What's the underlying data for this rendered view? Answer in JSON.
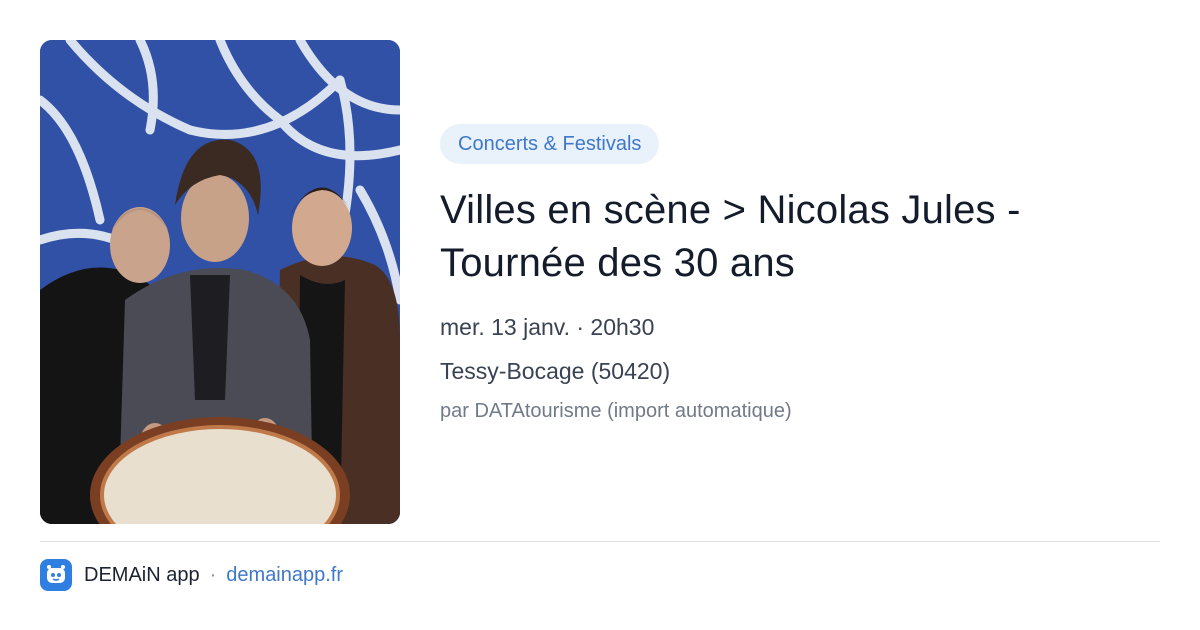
{
  "event": {
    "category": "Concerts & Festivals",
    "title_line1": "Villes en scène > Nicolas Jules -",
    "title_line2": "Tournée des 30 ans",
    "datetime": "mer. 13 janv. · 20h30",
    "location": "Tessy-Bocage (50420)",
    "source": "par DATAtourisme (import automatique)"
  },
  "image": {
    "subject": "band-photo"
  },
  "footer": {
    "app_icon": "demain-app-icon",
    "app_name": "DEMAiN app",
    "separator": "·",
    "url": "demainapp.fr"
  },
  "colors": {
    "accent": "#3f78c9",
    "badge_bg": "#e9f1fb",
    "app_icon_bg": "#2f7fe0"
  }
}
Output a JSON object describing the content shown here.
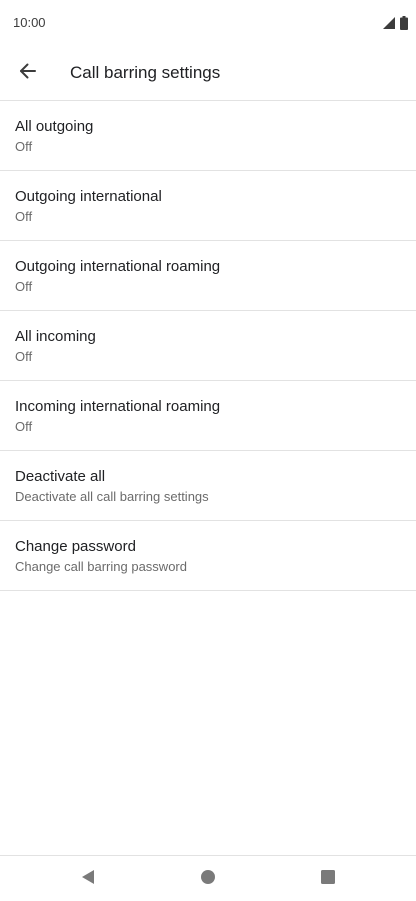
{
  "status_bar": {
    "time": "10:00"
  },
  "header": {
    "title": "Call barring settings"
  },
  "items": [
    {
      "title": "All outgoing",
      "subtitle": "Off"
    },
    {
      "title": "Outgoing international",
      "subtitle": "Off"
    },
    {
      "title": "Outgoing international roaming",
      "subtitle": "Off"
    },
    {
      "title": "All incoming",
      "subtitle": "Off"
    },
    {
      "title": "Incoming international roaming",
      "subtitle": "Off"
    },
    {
      "title": "Deactivate all",
      "subtitle": "Deactivate all call barring settings"
    },
    {
      "title": "Change password",
      "subtitle": "Change call barring password"
    }
  ],
  "icons": {
    "back": "arrow-back-icon",
    "signal": "signal-icon",
    "battery": "battery-icon",
    "nav_back": "nav-back-icon",
    "nav_home": "nav-home-icon",
    "nav_recents": "nav-recents-icon"
  },
  "colors": {
    "text_primary": "#202124",
    "text_secondary": "#6b6b6b",
    "divider": "#e2e2e2",
    "nav_icon": "#7a7a7a"
  }
}
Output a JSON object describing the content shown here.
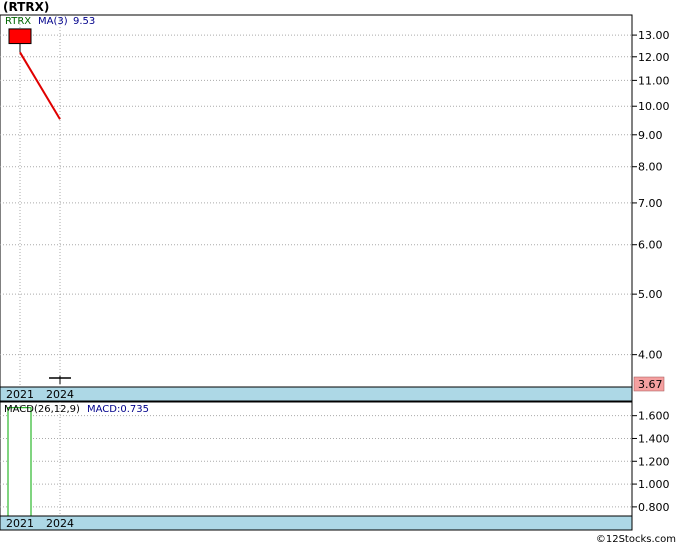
{
  "title": "(RTRX)",
  "legend": {
    "symbol": "RTRX",
    "ma_label": "MA(3)",
    "ma_value": "9.53"
  },
  "macd_legend": {
    "params": "MACD(26,12,9)",
    "value_text": "MACD:0.735"
  },
  "last_price_badge": "3.67",
  "watermark": "©12Stocks.com",
  "colors": {
    "candle_red": "#ff0000",
    "ma_line": "#e00000",
    "axis_band": "#add8e6",
    "badge_bg": "#f4a0a0",
    "symbol_green": "#006600",
    "ma_blue": "#00008b"
  },
  "chart_data": [
    {
      "type": "candlestick",
      "scale": "log",
      "x": [
        "2021",
        "2024"
      ],
      "xtick_labels": [
        "2021",
        "2024"
      ],
      "yticks": [
        4.0,
        5.0,
        6.0,
        7.0,
        8.0,
        9.0,
        10.0,
        11.0,
        12.0,
        13.0
      ],
      "ytick_labels": [
        "4.00",
        "5.00",
        "6.00",
        "7.00",
        "8.00",
        "9.00",
        "10.00",
        "11.00",
        "12.00",
        "13.00"
      ],
      "ylim": [
        3.55,
        14.0
      ],
      "candles": [
        {
          "x": "2021",
          "open": 12.6,
          "close": 13.3,
          "high": 13.3,
          "low": 12.2,
          "color": "red"
        },
        {
          "x": "2024",
          "open": 3.67,
          "close": 3.67,
          "high": 3.7,
          "low": 3.59,
          "color": "flat"
        }
      ],
      "ma_series": {
        "name": "MA(3)",
        "points": [
          {
            "x": "2021",
            "y": 12.2
          },
          {
            "x": "2024",
            "y": 9.53
          }
        ]
      }
    },
    {
      "type": "bar",
      "name": "MACD(26,12,9)",
      "x": [
        "2021",
        "2024"
      ],
      "xtick_labels": [
        "2021",
        "2024"
      ],
      "values": [
        1.67,
        0.0
      ],
      "yticks": [
        0.8,
        1.0,
        1.2,
        1.4,
        1.6
      ],
      "ytick_labels": [
        "0.800",
        "1.000",
        "1.200",
        "1.400",
        "1.600"
      ],
      "ylim": [
        0.72,
        1.72
      ]
    }
  ]
}
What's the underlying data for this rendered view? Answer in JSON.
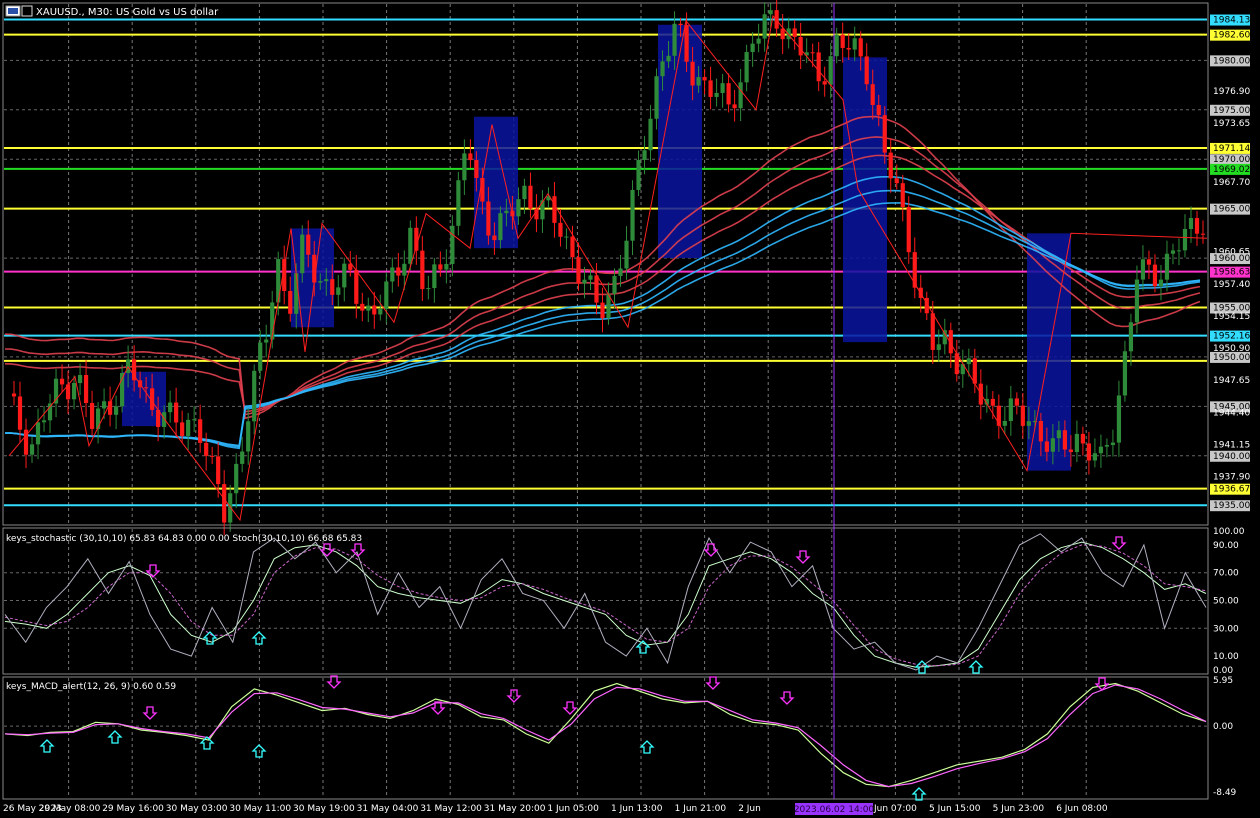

* PROBLEM DETAILS *
Omit the pictures and output all of the other material exactly.

* EXERCISE OUTPUT *
What's the underlying data for this rendered view? Answer in JSON.
{
  "event": {
    "category": "Concerts & Festivals",
    "title_line1": "Villes en scène > Nicolas Jules -",
    "title_line2": "Tournée des 30 ans",
    "datetime": "mer. 13 janv. · 20h30",
    "location": "Tessy-Bocage (50420)",
    "source": "par DATAtourisme (import automatique)"
  },
  "image": {
    "subject": "band-photo"
  },
  "footer": {
    "app_icon": "demain-app-icon",
    "app_name": "DEMAiN app",
    "separator": "·",
    "url": "demainapp.fr"
  },
  "colors": {
    "accent": "#3f78c9",
    "badge_bg": "#e9f1fb",
    "app_icon_bg": "#2f7fe0"
  }
}
Output a JSON object describing the content shown here.
{
  "status_bar": {
    "time": "10:00"
  },
  "header": {
    "title": "Call barring settings"
  },
  "items": [
    {
      "title": "All outgoing",
      "subtitle": "Off"
    },
    {
      "title": "Outgoing international",
      "subtitle": "Off"
    },
    {
      "title": "Outgoing international roaming",
      "subtitle": "Off"
    },
    {
      "title": "All incoming",
      "subtitle": "Off"
    },
    {
      "title": "Incoming international roaming",
      "subtitle": "Off"
    },
    {
      "title": "Deactivate all",
      "subtitle": "Deactivate all call barring settings"
    },
    {
      "title": "Change password",
      "subtitle": "Change call barring password"
    }
  ],
  "icons": {
    "back": "arrow-back-icon",
    "signal": "signal-icon",
    "battery": "battery-icon",
    "nav_back": "nav-back-icon",
    "nav_home": "nav-home-icon",
    "nav_recents": "nav-recents-icon"
  },
  "colors": {
    "text_primary": "#202124",
    "text_secondary": "#6b6b6b",
    "divider": "#e2e2e2",
    "nav_icon": "#7a7a7a"
  }
}
Output a JSON object describing the content shown here.
{
  "title": "(RTRX)",
  "legend": {
    "symbol": "RTRX",
    "ma_label": "MA(3)",
    "ma_value": "9.53"
  },
  "macd_legend": {
    "params": "MACD(26,12,9)",
    "value_text": "MACD:0.735"
  },
  "last_price_badge": "3.67",
  "watermark": "©12Stocks.com",
  "colors": {
    "candle_red": "#ff0000",
    "ma_line": "#e00000",
    "axis_band": "#add8e6",
    "badge_bg": "#f4a0a0",
    "symbol_green": "#006600",
    "ma_blue": "#00008b"
  },
  "chart_data": [
    {
      "type": "candlestick",
      "scale": "log",
      "x": [
        "2021",
        "2024"
      ],
      "xtick_labels": [
        "2021",
        "2024"
      ],
      "yticks": [
        4.0,
        5.0,
        6.0,
        7.0,
        8.0,
        9.0,
        10.0,
        11.0,
        12.0,
        13.0
      ],
      "ytick_labels": [
        "4.00",
        "5.00",
        "6.00",
        "7.00",
        "8.00",
        "9.00",
        "10.00",
        "11.00",
        "12.00",
        "13.00"
      ],
      "ylim": [
        3.55,
        14.0
      ],
      "candles": [
        {
          "x": "2021",
          "open": 12.6,
          "close": 13.3,
          "high": 13.3,
          "low": 12.2,
          "color": "red"
        },
        {
          "x": "2024",
          "open": 3.67,
          "close": 3.67,
          "high": 3.7,
          "low": 3.59,
          "color": "flat"
        }
      ],
      "ma_series": {
        "name": "MA(3)",
        "points": [
          {
            "x": "2021",
            "y": 12.2
          },
          {
            "x": "2024",
            "y": 9.53
          }
        ]
      }
    },
    {
      "type": "bar",
      "name": "MACD(26,12,9)",
      "x": [
        "2021",
        "2024"
      ],
      "xtick_labels": [
        "2021",
        "2024"
      ],
      "values": [
        1.67,
        0.0
      ],
      "yticks": [
        0.8,
        1.0,
        1.2,
        1.4,
        1.6
      ],
      "ytick_labels": [
        "0.800",
        "1.000",
        "1.200",
        "1.400",
        "1.600"
      ],
      "ylim": [
        0.72,
        1.72
      ]
    }
  ]
}
What's the underlying data for this rendered view? Answer in JSON.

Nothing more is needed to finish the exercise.